The request: Across the listing below, count the lines that mention the string "name". Reply with the figure only.

Excerpted records:
────────────────────

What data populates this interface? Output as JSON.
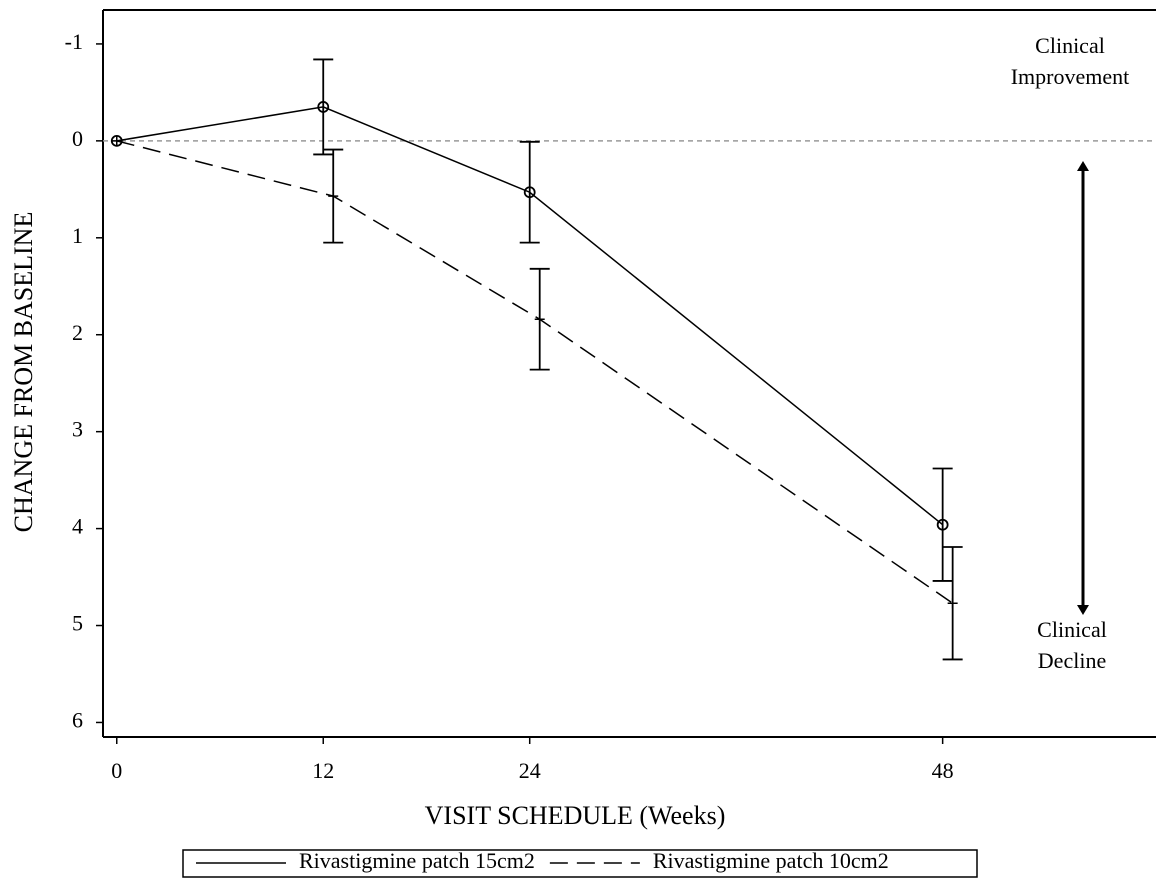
{
  "chart_data": {
    "type": "line",
    "x_label": "VISIT SCHEDULE (Weeks)",
    "y_label": "CHANGE FROM BASELINE",
    "x": [
      0,
      12,
      24,
      48
    ],
    "xlim": [
      -0.8,
      60.4
    ],
    "xticks": [
      0,
      12,
      24,
      48
    ],
    "ylim": [
      -1.35,
      6.15
    ],
    "yticks": [
      -1,
      0,
      1,
      2,
      3,
      4,
      5,
      6
    ],
    "y_inverted": true,
    "reference_line": 0,
    "reference_color": "#999999",
    "series": [
      {
        "name": "Rivastigmine patch 15cm2",
        "color": "#000000",
        "dash": "solid",
        "marker": "circle",
        "values": [
          0,
          -0.35,
          0.53,
          3.96
        ],
        "errors": [
          null,
          0.49,
          0.52,
          0.58
        ]
      },
      {
        "name": "Rivastigmine patch 10cm2",
        "color": "#000000",
        "dash": "dashed",
        "marker": "plus",
        "values": [
          0,
          0.57,
          1.84,
          4.77
        ],
        "errors": [
          null,
          0.48,
          0.52,
          0.58
        ]
      }
    ],
    "annotations": [
      {
        "lines": [
          "Clinical",
          "Improvement"
        ]
      },
      {
        "lines": [
          "Clinical",
          "Decline"
        ]
      }
    ]
  }
}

────────────────────

Output of the exercise: 2